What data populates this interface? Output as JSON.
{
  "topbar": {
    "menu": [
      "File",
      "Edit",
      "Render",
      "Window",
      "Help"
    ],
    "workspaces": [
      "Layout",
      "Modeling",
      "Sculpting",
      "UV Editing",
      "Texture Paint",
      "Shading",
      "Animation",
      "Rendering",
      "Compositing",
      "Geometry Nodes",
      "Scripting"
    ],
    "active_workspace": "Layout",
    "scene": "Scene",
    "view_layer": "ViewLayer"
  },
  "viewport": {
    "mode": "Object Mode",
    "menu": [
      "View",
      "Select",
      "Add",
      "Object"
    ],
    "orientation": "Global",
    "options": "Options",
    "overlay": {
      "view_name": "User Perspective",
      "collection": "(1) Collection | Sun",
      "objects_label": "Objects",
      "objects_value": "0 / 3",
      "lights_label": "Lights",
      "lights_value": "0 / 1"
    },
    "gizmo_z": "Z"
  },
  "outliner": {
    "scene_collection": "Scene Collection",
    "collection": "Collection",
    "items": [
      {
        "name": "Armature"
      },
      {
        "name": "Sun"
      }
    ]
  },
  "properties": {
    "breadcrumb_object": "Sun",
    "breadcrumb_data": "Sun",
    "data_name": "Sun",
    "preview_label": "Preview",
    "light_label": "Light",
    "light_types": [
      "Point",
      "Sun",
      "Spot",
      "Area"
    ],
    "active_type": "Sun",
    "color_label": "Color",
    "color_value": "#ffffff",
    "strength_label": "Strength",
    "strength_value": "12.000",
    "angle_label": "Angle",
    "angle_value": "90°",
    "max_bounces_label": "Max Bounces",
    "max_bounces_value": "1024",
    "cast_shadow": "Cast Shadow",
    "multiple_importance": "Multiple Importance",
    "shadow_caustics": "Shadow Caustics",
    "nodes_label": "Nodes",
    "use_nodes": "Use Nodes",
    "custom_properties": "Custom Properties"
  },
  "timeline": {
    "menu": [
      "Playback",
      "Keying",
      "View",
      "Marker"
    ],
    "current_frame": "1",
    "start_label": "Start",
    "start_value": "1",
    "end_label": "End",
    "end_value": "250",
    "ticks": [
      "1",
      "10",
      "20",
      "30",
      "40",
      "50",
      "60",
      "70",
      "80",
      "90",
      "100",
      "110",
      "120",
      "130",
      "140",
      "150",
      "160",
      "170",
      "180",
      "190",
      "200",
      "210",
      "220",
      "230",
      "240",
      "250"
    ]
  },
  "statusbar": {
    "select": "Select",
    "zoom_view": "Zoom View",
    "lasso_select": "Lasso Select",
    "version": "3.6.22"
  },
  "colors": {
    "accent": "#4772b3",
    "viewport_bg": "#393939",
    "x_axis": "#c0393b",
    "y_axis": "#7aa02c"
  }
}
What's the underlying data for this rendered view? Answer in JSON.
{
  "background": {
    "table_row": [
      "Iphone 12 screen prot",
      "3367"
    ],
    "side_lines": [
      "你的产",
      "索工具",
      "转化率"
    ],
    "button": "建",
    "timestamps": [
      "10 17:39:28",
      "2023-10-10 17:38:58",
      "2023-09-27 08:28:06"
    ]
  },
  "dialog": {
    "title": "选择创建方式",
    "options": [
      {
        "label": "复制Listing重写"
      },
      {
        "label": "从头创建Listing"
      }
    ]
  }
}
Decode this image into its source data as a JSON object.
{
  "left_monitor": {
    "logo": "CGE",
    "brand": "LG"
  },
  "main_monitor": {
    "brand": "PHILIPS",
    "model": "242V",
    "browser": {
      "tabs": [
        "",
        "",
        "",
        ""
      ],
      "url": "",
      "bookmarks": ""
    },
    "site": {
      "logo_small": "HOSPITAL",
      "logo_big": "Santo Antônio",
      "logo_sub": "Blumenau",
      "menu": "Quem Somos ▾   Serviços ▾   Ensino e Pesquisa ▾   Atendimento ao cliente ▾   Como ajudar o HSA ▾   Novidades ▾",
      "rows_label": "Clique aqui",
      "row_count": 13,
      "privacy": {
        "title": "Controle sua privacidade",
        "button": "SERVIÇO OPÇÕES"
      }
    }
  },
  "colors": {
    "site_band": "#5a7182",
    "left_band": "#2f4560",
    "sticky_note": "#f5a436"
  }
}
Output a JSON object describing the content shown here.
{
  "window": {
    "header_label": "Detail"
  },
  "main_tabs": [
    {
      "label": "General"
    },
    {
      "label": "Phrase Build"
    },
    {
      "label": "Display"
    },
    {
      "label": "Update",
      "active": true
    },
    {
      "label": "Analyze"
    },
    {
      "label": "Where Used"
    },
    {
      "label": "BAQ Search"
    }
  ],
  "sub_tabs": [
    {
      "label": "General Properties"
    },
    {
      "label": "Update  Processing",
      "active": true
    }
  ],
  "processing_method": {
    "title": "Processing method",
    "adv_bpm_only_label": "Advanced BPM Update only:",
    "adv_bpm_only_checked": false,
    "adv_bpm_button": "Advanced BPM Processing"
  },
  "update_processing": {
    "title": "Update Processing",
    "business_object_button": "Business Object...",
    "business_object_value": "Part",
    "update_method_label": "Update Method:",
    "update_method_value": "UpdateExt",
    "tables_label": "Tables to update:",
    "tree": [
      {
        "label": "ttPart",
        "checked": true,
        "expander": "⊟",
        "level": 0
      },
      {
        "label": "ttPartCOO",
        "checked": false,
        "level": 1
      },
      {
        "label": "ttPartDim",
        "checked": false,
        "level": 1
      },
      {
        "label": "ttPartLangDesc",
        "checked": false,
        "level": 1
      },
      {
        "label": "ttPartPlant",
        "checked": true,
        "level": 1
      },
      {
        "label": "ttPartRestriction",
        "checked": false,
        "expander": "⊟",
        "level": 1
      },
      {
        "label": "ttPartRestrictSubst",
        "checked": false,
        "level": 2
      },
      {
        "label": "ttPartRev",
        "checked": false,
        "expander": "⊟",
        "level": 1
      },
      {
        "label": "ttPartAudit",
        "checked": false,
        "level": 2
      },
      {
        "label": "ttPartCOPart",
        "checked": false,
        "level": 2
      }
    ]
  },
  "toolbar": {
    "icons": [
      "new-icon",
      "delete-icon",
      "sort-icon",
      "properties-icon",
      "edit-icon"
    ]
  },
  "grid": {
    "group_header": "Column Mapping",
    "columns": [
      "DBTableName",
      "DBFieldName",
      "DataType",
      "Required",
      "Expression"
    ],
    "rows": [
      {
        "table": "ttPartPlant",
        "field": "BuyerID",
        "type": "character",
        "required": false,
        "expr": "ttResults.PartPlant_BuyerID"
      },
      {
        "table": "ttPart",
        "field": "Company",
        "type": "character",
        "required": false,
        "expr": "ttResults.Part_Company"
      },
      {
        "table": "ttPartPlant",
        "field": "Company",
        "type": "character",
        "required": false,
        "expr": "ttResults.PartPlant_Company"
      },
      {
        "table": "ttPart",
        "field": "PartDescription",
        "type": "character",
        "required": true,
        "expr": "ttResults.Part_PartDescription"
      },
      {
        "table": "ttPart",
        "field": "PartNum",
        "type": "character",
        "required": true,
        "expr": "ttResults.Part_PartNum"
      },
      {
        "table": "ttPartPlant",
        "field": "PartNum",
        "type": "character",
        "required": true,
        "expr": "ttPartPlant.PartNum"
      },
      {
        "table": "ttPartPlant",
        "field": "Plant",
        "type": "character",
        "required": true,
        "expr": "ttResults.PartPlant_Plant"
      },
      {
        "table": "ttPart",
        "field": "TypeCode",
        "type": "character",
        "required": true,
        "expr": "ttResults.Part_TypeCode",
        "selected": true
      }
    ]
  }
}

__Task prompt__. Copy the records above exactly.

__Exercise solution__.
What data populates this interface? Output as JSON.
{
  "topbar": {
    "menu": [
      "File",
      "Edit",
      "Render",
      "Window",
      "Help"
    ],
    "workspaces": [
      "Layout",
      "Modeling",
      "Sculpting",
      "UV Editing",
      "Texture Paint",
      "Shading",
      "Animation",
      "Rendering",
      "Compositing",
      "Geometry Nodes",
      "Scripting"
    ],
    "active_workspace": "Layout",
    "scene": "Scene",
    "view_layer": "ViewLayer"
  },
  "viewport": {
    "mode": "Object Mode",
    "menu": [
      "View",
      "Select",
      "Add",
      "Object"
    ],
    "orientation": "Global",
    "options": "Options",
    "overlay": {
      "view_name": "User Perspective",
      "collection": "(1) Collection | Sun",
      "objects_label": "Objects",
      "objects_value": "0 / 3",
      "lights_label": "Lights",
      "lights_value": "0 / 1"
    },
    "gizmo_z": "Z"
  },
  "outliner": {
    "scene_collection": "Scene Collection",
    "collection": "Collection",
    "items": [
      {
        "name": "Armature"
      },
      {
        "name": "Sun"
      }
    ]
  },
  "properties": {
    "breadcrumb_object": "Sun",
    "breadcrumb_data": "Sun",
    "data_name": "Sun",
    "preview_label": "Preview",
    "light_label": "Light",
    "light_types": [
      "Point",
      "Sun",
      "Spot",
      "Area"
    ],
    "active_type": "Sun",
    "color_label": "Color",
    "color_value": "#ffffff",
    "strength_label": "Strength",
    "strength_value": "12.000",
    "angle_label": "Angle",
    "angle_value": "90°",
    "max_bounces_label": "Max Bounces",
    "max_bounces_value": "1024",
    "cast_shadow": "Cast Shadow",
    "multiple_importance": "Multiple Importance",
    "shadow_caustics": "Shadow Caustics",
    "nodes_label": "Nodes",
    "use_nodes": "Use Nodes",
    "custom_properties": "Custom Properties"
  },
  "timeline": {
    "menu": [
      "Playback",
      "Keying",
      "View",
      "Marker"
    ],
    "current_frame": "1",
    "start_label": "Start",
    "start_value": "1",
    "end_label": "End",
    "end_value": "250",
    "ticks": [
      "1",
      "10",
      "20",
      "30",
      "40",
      "50",
      "60",
      "70",
      "80",
      "90",
      "100",
      "110",
      "120",
      "130",
      "140",
      "150",
      "160",
      "170",
      "180",
      "190",
      "200",
      "210",
      "220",
      "230",
      "240",
      "250"
    ]
  },
  "statusbar": {
    "select": "Select",
    "zoom_view": "Zoom View",
    "lasso_select": "Lasso Select",
    "version": "3.6.22"
  },
  "colors": {
    "accent": "#4772b3",
    "viewport_bg": "#393939",
    "x_axis": "#c0393b",
    "y_axis": "#7aa02c"
  }
}
What's the underlying data for this rendered view? Answer in JSON.
{
  "background": {
    "table_row": [
      "Iphone 12 screen prot",
      "3367"
    ],
    "side_lines": [
      "你的产",
      "索工具",
      "转化率"
    ],
    "button": "建",
    "timestamps": [
      "10 17:39:28",
      "2023-10-10 17:38:58",
      "2023-09-27 08:28:06"
    ]
  },
  "dialog": {
    "title": "选择创建方式",
    "options": [
      {
        "label": "复制Listing重写"
      },
      {
        "label": "从头创建Listing"
      }
    ]
  }
}
Decode this image into its source data as a JSON object.
{
  "left_monitor": {
    "logo": "CGE",
    "brand": "LG"
  },
  "main_monitor": {
    "brand": "PHILIPS",
    "model": "242V",
    "browser": {
      "tabs": [
        "",
        "",
        "",
        ""
      ],
      "url": "",
      "bookmarks": ""
    },
    "site": {
      "logo_small": "HOSPITAL",
      "logo_big": "Santo Antônio",
      "logo_sub": "Blumenau",
      "menu": "Quem Somos ▾   Serviços ▾   Ensino e Pesquisa ▾   Atendimento ao cliente ▾   Como ajudar o HSA ▾   Novidades ▾",
      "rows_label": "Clique aqui",
      "row_count": 13,
      "privacy": {
        "title": "Controle sua privacidade",
        "button": "SERVIÇO OPÇÕES"
      }
    }
  },
  "colors": {
    "site_band": "#5a7182",
    "left_band": "#2f4560",
    "sticky_note": "#f5a436"
  }
}
Output a JSON object describing the content shown here.
{
  "window": {
    "header_label": "Detail"
  },
  "main_tabs": [
    {
      "label": "General"
    },
    {
      "label": "Phrase Build"
    },
    {
      "label": "Display"
    },
    {
      "label": "Update",
      "active": true
    },
    {
      "label": "Analyze"
    },
    {
      "label": "Where Used"
    },
    {
      "label": "BAQ Search"
    }
  ],
  "sub_tabs": [
    {
      "label": "General Properties"
    },
    {
      "label": "Update  Processing",
      "active": true
    }
  ],
  "processing_method": {
    "title": "Processing method",
    "adv_bpm_only_label": "Advanced BPM Update only:",
    "adv_bpm_only_checked": false,
    "adv_bpm_button": "Advanced BPM Processing"
  },
  "update_processing": {
    "title": "Update Processing",
    "business_object_button": "Business Object...",
    "business_object_value": "Part",
    "update_method_label": "Update Method:",
    "update_method_value": "UpdateExt",
    "tables_label": "Tables to update:",
    "tree": [
      {
        "label": "ttPart",
        "checked": true,
        "expander": "⊟",
        "level": 0
      },
      {
        "label": "ttPartCOO",
        "checked": false,
        "level": 1
      },
      {
        "label": "ttPartDim",
        "checked": false,
        "level": 1
      },
      {
        "label": "ttPartLangDesc",
        "checked": false,
        "level": 1
      },
      {
        "label": "ttPartPlant",
        "checked": true,
        "level": 1
      },
      {
        "label": "ttPartRestriction",
        "checked": false,
        "expander": "⊟",
        "level": 1
      },
      {
        "label": "ttPartRestrictSubst",
        "checked": false,
        "level": 2
      },
      {
        "label": "ttPartRev",
        "checked": false,
        "expander": "⊟",
        "level": 1
      },
      {
        "label": "ttPartAudit",
        "checked": false,
        "level": 2
      },
      {
        "label": "ttPartCOPart",
        "checked": false,
        "level": 2
      }
    ]
  },
  "toolbar": {
    "icons": [
      "new-icon",
      "delete-icon",
      "sort-icon",
      "properties-icon",
      "edit-icon"
    ]
  },
  "grid": {
    "group_header": "Column Mapping",
    "columns": [
      "DBTableName",
      "DBFieldName",
      "DataType",
      "Required",
      "Expression"
    ],
    "rows": [
      {
        "table": "ttPartPlant",
        "field": "BuyerID",
        "type": "character",
        "required": false,
        "expr": "ttResults.PartPlant_BuyerID"
      },
      {
        "table": "ttPart",
        "field": "Company",
        "type": "character",
        "required": false,
        "expr": "ttResults.Part_Company"
      },
      {
        "table": "ttPartPlant",
        "field": "Company",
        "type": "character",
        "required": false,
        "expr": "ttResults.PartPlant_Company"
      },
      {
        "table": "ttPart",
        "field": "PartDescription",
        "type": "character",
        "required": true,
        "expr": "ttResults.Part_PartDescription"
      },
      {
        "table": "ttPart",
        "field": "PartNum",
        "type": "character",
        "required": true,
        "expr": "ttResults.Part_PartNum"
      },
      {
        "table": "ttPartPlant",
        "field": "PartNum",
        "type": "character",
        "required": true,
        "expr": "ttPartPlant.PartNum"
      },
      {
        "table": "ttPartPlant",
        "field": "Plant",
        "type": "character",
        "required": true,
        "expr": "ttResults.PartPlant_Plant"
      },
      {
        "table": "ttPart",
        "field": "TypeCode",
        "type": "character",
        "required": true,
        "expr": "ttResults.Part_TypeCode",
        "selected": true
      }
    ]
  }
}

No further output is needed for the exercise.